§ Directive:
Repeat the whole of the data, keeping every detail the same.

§ Source material:
■ ■ ■ ■ ■ ■ ■

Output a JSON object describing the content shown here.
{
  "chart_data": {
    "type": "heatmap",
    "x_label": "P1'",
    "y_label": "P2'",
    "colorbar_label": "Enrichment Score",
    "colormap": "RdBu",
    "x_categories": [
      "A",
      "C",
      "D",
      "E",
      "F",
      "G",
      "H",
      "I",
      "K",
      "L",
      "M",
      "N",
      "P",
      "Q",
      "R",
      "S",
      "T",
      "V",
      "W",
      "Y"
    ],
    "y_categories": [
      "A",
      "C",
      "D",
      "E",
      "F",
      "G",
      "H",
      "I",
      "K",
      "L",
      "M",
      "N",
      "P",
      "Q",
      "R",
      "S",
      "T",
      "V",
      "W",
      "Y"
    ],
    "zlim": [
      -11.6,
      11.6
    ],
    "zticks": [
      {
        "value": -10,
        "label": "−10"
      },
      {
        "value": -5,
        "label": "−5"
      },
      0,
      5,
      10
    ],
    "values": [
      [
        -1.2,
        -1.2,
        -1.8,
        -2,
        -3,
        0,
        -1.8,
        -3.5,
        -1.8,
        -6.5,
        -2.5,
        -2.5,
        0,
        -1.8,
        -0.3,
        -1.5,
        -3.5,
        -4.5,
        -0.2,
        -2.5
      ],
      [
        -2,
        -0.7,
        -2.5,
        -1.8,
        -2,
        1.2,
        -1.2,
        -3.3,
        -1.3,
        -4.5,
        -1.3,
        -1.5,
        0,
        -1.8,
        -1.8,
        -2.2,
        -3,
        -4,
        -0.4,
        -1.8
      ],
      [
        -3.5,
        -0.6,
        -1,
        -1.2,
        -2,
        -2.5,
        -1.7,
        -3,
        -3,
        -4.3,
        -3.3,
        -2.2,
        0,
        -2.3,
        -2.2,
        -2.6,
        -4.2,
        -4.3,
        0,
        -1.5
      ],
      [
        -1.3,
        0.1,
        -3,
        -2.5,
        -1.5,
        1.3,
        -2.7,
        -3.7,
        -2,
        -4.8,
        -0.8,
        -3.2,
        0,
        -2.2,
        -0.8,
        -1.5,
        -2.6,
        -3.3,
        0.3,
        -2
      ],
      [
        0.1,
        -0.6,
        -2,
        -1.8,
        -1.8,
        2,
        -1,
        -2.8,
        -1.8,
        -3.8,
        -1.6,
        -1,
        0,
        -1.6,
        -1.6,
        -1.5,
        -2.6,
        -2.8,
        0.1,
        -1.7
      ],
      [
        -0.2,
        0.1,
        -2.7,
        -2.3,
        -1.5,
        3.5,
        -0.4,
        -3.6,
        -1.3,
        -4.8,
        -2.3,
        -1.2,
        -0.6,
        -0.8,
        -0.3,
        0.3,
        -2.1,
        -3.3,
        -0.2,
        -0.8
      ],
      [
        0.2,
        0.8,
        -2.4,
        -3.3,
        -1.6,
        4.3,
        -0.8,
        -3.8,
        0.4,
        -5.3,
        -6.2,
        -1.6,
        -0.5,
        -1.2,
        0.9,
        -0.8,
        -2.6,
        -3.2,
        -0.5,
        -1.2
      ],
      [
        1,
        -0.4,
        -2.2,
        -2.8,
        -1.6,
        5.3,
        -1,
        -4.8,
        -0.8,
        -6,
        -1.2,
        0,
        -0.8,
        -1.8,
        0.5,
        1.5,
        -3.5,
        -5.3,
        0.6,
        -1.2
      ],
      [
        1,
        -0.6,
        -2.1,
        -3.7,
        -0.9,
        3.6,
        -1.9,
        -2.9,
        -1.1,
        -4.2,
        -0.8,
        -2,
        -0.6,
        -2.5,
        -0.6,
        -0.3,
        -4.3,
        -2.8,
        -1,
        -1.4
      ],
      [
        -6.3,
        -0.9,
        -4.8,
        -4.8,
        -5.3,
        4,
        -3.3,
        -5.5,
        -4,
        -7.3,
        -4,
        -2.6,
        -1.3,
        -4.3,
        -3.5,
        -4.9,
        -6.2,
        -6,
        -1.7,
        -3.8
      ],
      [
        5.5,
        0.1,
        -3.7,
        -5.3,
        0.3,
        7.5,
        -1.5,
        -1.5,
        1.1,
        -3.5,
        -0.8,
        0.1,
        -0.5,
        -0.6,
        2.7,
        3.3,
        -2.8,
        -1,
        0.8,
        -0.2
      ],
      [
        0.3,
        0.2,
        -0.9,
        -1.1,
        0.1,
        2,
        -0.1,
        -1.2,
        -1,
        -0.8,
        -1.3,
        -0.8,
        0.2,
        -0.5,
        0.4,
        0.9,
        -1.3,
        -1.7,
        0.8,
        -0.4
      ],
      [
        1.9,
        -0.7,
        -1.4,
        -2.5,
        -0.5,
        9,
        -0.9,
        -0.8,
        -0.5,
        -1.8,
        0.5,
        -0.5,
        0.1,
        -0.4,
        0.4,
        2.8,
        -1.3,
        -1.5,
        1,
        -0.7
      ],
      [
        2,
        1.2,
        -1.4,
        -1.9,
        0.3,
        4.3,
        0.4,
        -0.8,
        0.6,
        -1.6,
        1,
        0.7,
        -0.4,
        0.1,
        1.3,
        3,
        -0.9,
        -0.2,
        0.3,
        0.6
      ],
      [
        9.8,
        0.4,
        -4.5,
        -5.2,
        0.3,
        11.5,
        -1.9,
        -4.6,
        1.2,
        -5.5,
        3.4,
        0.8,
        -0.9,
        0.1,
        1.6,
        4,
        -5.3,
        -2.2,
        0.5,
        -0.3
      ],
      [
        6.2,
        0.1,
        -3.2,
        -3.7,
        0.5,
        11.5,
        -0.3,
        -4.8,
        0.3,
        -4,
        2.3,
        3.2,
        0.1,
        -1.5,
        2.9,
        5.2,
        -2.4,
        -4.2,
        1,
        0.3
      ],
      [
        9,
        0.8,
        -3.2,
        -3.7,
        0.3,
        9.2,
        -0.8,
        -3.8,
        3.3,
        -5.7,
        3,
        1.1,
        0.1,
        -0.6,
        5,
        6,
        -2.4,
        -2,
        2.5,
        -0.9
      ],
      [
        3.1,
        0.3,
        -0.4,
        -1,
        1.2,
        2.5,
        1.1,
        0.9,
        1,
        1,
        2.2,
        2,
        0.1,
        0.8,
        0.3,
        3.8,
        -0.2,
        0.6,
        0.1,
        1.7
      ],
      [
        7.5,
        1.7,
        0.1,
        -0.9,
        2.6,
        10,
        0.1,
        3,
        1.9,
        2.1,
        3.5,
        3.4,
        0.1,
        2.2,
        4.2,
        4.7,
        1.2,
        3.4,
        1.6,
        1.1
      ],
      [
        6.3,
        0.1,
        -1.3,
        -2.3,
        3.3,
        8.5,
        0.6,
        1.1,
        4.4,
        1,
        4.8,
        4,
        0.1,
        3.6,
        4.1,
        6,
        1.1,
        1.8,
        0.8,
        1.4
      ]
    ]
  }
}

■ ■ ■ ■ ■ ■ ■

§ Solved problem:
Output a JSON object describing the content shown here.
{
  "chart_data": {
    "type": "heatmap",
    "x_label": "P1'",
    "y_label": "P2'",
    "colorbar_label": "Enrichment Score",
    "colormap": "RdBu",
    "x_categories": [
      "A",
      "C",
      "D",
      "E",
      "F",
      "G",
      "H",
      "I",
      "K",
      "L",
      "M",
      "N",
      "P",
      "Q",
      "R",
      "S",
      "T",
      "V",
      "W",
      "Y"
    ],
    "y_categories": [
      "A",
      "C",
      "D",
      "E",
      "F",
      "G",
      "H",
      "I",
      "K",
      "L",
      "M",
      "N",
      "P",
      "Q",
      "R",
      "S",
      "T",
      "V",
      "W",
      "Y"
    ],
    "zlim": [
      -11.6,
      11.6
    ],
    "zticks": [
      {
        "value": -10,
        "label": "−10"
      },
      {
        "value": -5,
        "label": "−5"
      },
      0,
      5,
      10
    ],
    "values": [
      [
        -1.2,
        -1.2,
        -1.8,
        -2,
        -3,
        0,
        -1.8,
        -3.5,
        -1.8,
        -6.5,
        -2.5,
        -2.5,
        0,
        -1.8,
        -0.3,
        -1.5,
        -3.5,
        -4.5,
        -0.2,
        -2.5
      ],
      [
        -2,
        -0.7,
        -2.5,
        -1.8,
        -2,
        1.2,
        -1.2,
        -3.3,
        -1.3,
        -4.5,
        -1.3,
        -1.5,
        0,
        -1.8,
        -1.8,
        -2.2,
        -3,
        -4,
        -0.4,
        -1.8
      ],
      [
        -3.5,
        -0.6,
        -1,
        -1.2,
        -2,
        -2.5,
        -1.7,
        -3,
        -3,
        -4.3,
        -3.3,
        -2.2,
        0,
        -2.3,
        -2.2,
        -2.6,
        -4.2,
        -4.3,
        0,
        -1.5
      ],
      [
        -1.3,
        0.1,
        -3,
        -2.5,
        -1.5,
        1.3,
        -2.7,
        -3.7,
        -2,
        -4.8,
        -0.8,
        -3.2,
        0,
        -2.2,
        -0.8,
        -1.5,
        -2.6,
        -3.3,
        0.3,
        -2
      ],
      [
        0.1,
        -0.6,
        -2,
        -1.8,
        -1.8,
        2,
        -1,
        -2.8,
        -1.8,
        -3.8,
        -1.6,
        -1,
        0,
        -1.6,
        -1.6,
        -1.5,
        -2.6,
        -2.8,
        0.1,
        -1.7
      ],
      [
        -0.2,
        0.1,
        -2.7,
        -2.3,
        -1.5,
        3.5,
        -0.4,
        -3.6,
        -1.3,
        -4.8,
        -2.3,
        -1.2,
        -0.6,
        -0.8,
        -0.3,
        0.3,
        -2.1,
        -3.3,
        -0.2,
        -0.8
      ],
      [
        0.2,
        0.8,
        -2.4,
        -3.3,
        -1.6,
        4.3,
        -0.8,
        -3.8,
        0.4,
        -5.3,
        -6.2,
        -1.6,
        -0.5,
        -1.2,
        0.9,
        -0.8,
        -2.6,
        -3.2,
        -0.5,
        -1.2
      ],
      [
        1,
        -0.4,
        -2.2,
        -2.8,
        -1.6,
        5.3,
        -1,
        -4.8,
        -0.8,
        -6,
        -1.2,
        0,
        -0.8,
        -1.8,
        0.5,
        1.5,
        -3.5,
        -5.3,
        0.6,
        -1.2
      ],
      [
        1,
        -0.6,
        -2.1,
        -3.7,
        -0.9,
        3.6,
        -1.9,
        -2.9,
        -1.1,
        -4.2,
        -0.8,
        -2,
        -0.6,
        -2.5,
        -0.6,
        -0.3,
        -4.3,
        -2.8,
        -1,
        -1.4
      ],
      [
        -6.3,
        -0.9,
        -4.8,
        -4.8,
        -5.3,
        4,
        -3.3,
        -5.5,
        -4,
        -7.3,
        -4,
        -2.6,
        -1.3,
        -4.3,
        -3.5,
        -4.9,
        -6.2,
        -6,
        -1.7,
        -3.8
      ],
      [
        5.5,
        0.1,
        -3.7,
        -5.3,
        0.3,
        7.5,
        -1.5,
        -1.5,
        1.1,
        -3.5,
        -0.8,
        0.1,
        -0.5,
        -0.6,
        2.7,
        3.3,
        -2.8,
        -1,
        0.8,
        -0.2
      ],
      [
        0.3,
        0.2,
        -0.9,
        -1.1,
        0.1,
        2,
        -0.1,
        -1.2,
        -1,
        -0.8,
        -1.3,
        -0.8,
        0.2,
        -0.5,
        0.4,
        0.9,
        -1.3,
        -1.7,
        0.8,
        -0.4
      ],
      [
        1.9,
        -0.7,
        -1.4,
        -2.5,
        -0.5,
        9,
        -0.9,
        -0.8,
        -0.5,
        -1.8,
        0.5,
        -0.5,
        0.1,
        -0.4,
        0.4,
        2.8,
        -1.3,
        -1.5,
        1,
        -0.7
      ],
      [
        2,
        1.2,
        -1.4,
        -1.9,
        0.3,
        4.3,
        0.4,
        -0.8,
        0.6,
        -1.6,
        1,
        0.7,
        -0.4,
        0.1,
        1.3,
        3,
        -0.9,
        -0.2,
        0.3,
        0.6
      ],
      [
        9.8,
        0.4,
        -4.5,
        -5.2,
        0.3,
        11.5,
        -1.9,
        -4.6,
        1.2,
        -5.5,
        3.4,
        0.8,
        -0.9,
        0.1,
        1.6,
        4,
        -5.3,
        -2.2,
        0.5,
        -0.3
      ],
      [
        6.2,
        0.1,
        -3.2,
        -3.7,
        0.5,
        11.5,
        -0.3,
        -4.8,
        0.3,
        -4,
        2.3,
        3.2,
        0.1,
        -1.5,
        2.9,
        5.2,
        -2.4,
        -4.2,
        1,
        0.3
      ],
      [
        9,
        0.8,
        -3.2,
        -3.7,
        0.3,
        9.2,
        -0.8,
        -3.8,
        3.3,
        -5.7,
        3,
        1.1,
        0.1,
        -0.6,
        5,
        6,
        -2.4,
        -2,
        2.5,
        -0.9
      ],
      [
        3.1,
        0.3,
        -0.4,
        -1,
        1.2,
        2.5,
        1.1,
        0.9,
        1,
        1,
        2.2,
        2,
        0.1,
        0.8,
        0.3,
        3.8,
        -0.2,
        0.6,
        0.1,
        1.7
      ],
      [
        7.5,
        1.7,
        0.1,
        -0.9,
        2.6,
        10,
        0.1,
        3,
        1.9,
        2.1,
        3.5,
        3.4,
        0.1,
        2.2,
        4.2,
        4.7,
        1.2,
        3.4,
        1.6,
        1.1
      ],
      [
        6.3,
        0.1,
        -1.3,
        -2.3,
        3.3,
        8.5,
        0.6,
        1.1,
        4.4,
        1,
        4.8,
        4,
        0.1,
        3.6,
        4.1,
        6,
        1.1,
        1.8,
        0.8,
        1.4
      ]
    ]
  }
}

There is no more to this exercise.